== WHAT THIS TASK INVOLVES ==
Would you transcribe the listing that follows, character for character, and omit its images?

== THE INPUT ==
################

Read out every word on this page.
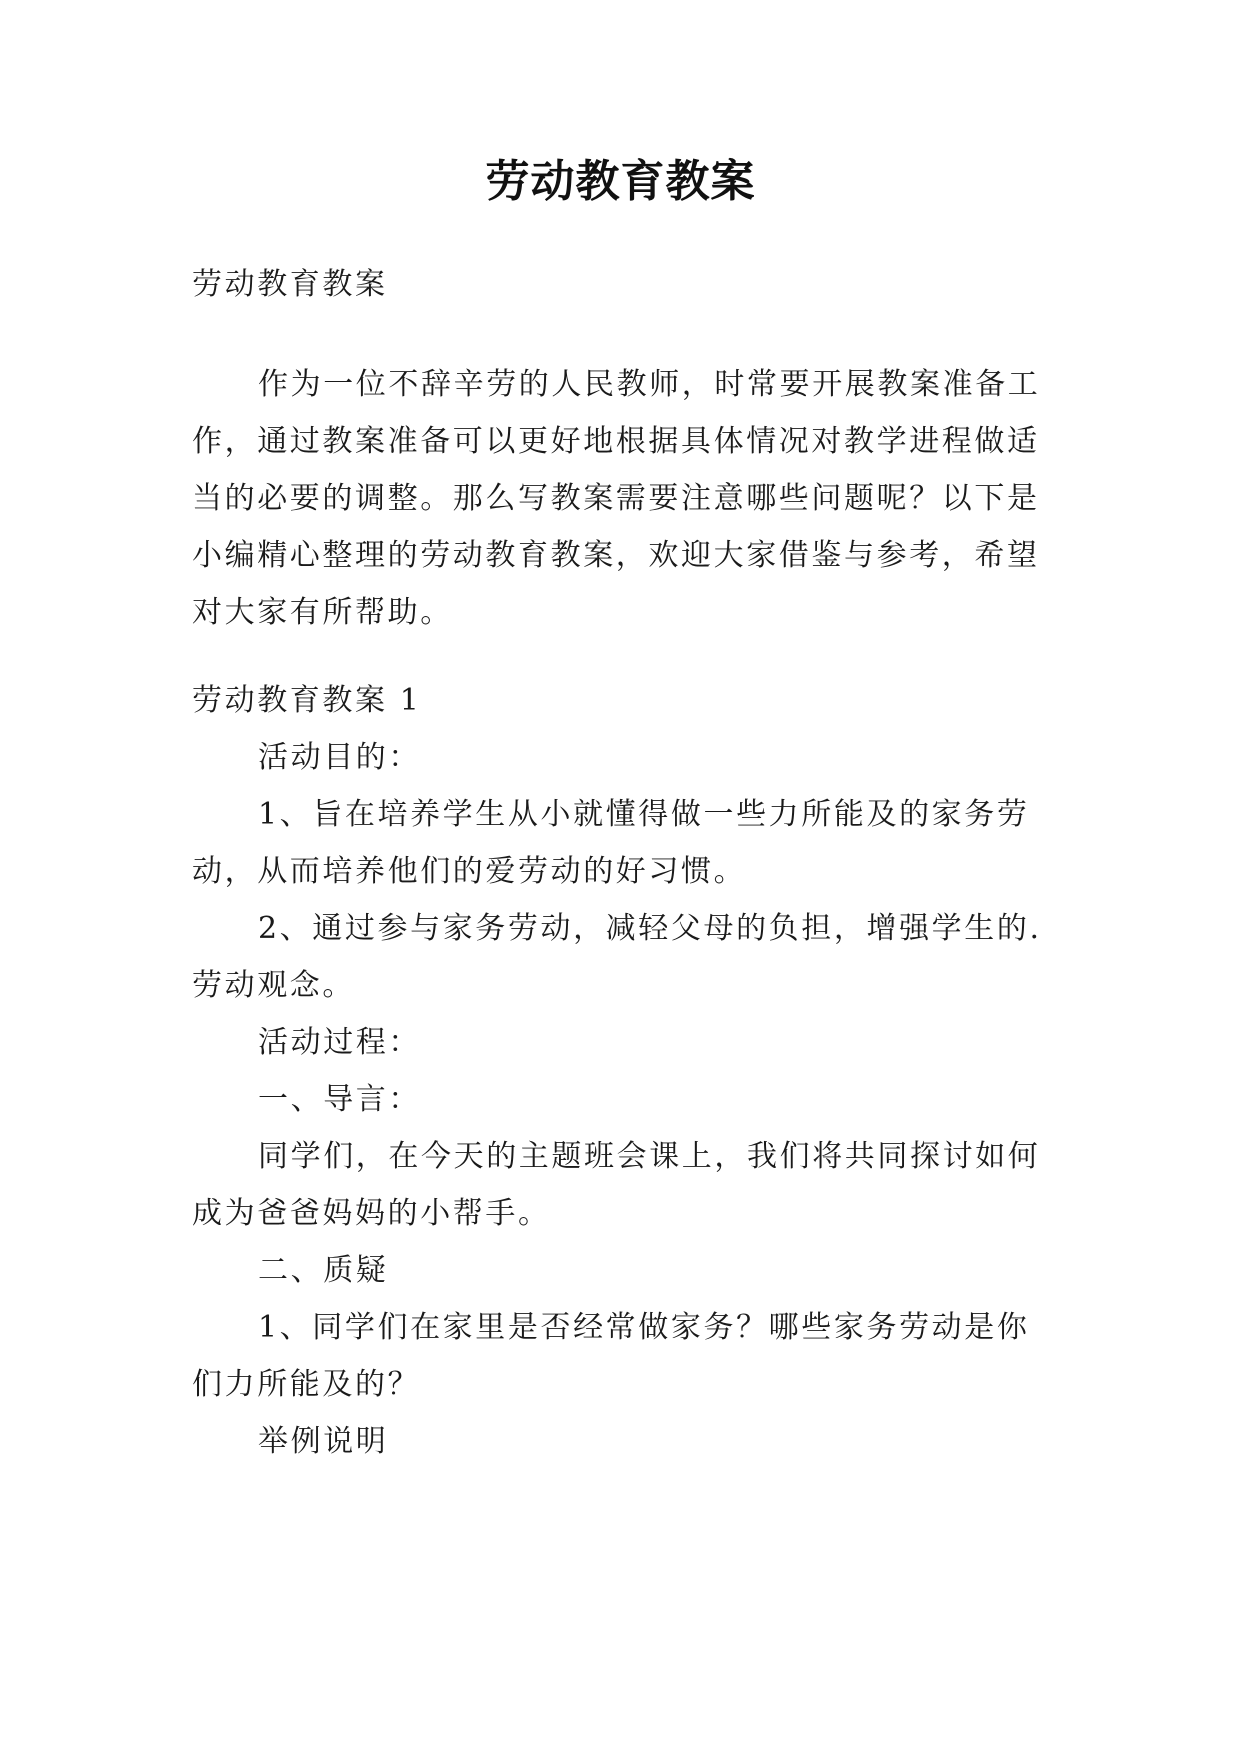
劳动教育教案

劳动教育教案

作为一位不辞辛劳的人民教师，时常要开展教案准备工

作，通过教案准备可以更好地根据具体情况对教学进程做适

当的必要的调整。那么写教案需要注意哪些问题呢？以下是

小编精心整理的劳动教育教案，欢迎大家借鉴与参考，希望

对大家有所帮助。

劳动教育教案 1

活动目的：

1、旨在培养学生从小就懂得做一些力所能及的家务劳

动，从而培养他们的爱劳动的好习惯。

2、通过参与家务劳动，减轻父母的负担，增强学生的.

劳动观念。

活动过程：

一、导言：

同学们，在今天的主题班会课上，我们将共同探讨如何

成为爸爸妈妈的小帮手。

二、质疑

1、同学们在家里是否经常做家务？哪些家务劳动是你

们力所能及的？

举例说明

################

== THE SOLUTION ==
Read out every word on this page.
劳动教育教案

劳动教育教案

作为一位不辞辛劳的人民教师，时常要开展教案准备工

作，通过教案准备可以更好地根据具体情况对教学进程做适

当的必要的调整。那么写教案需要注意哪些问题呢？以下是

小编精心整理的劳动教育教案，欢迎大家借鉴与参考，希望

对大家有所帮助。

劳动教育教案 1

活动目的：

1、旨在培养学生从小就懂得做一些力所能及的家务劳

动，从而培养他们的爱劳动的好习惯。

2、通过参与家务劳动，减轻父母的负担，增强学生的.

劳动观念。

活动过程：

一、导言：

同学们，在今天的主题班会课上，我们将共同探讨如何

成为爸爸妈妈的小帮手。

二、质疑

1、同学们在家里是否经常做家务？哪些家务劳动是你

们力所能及的？

举例说明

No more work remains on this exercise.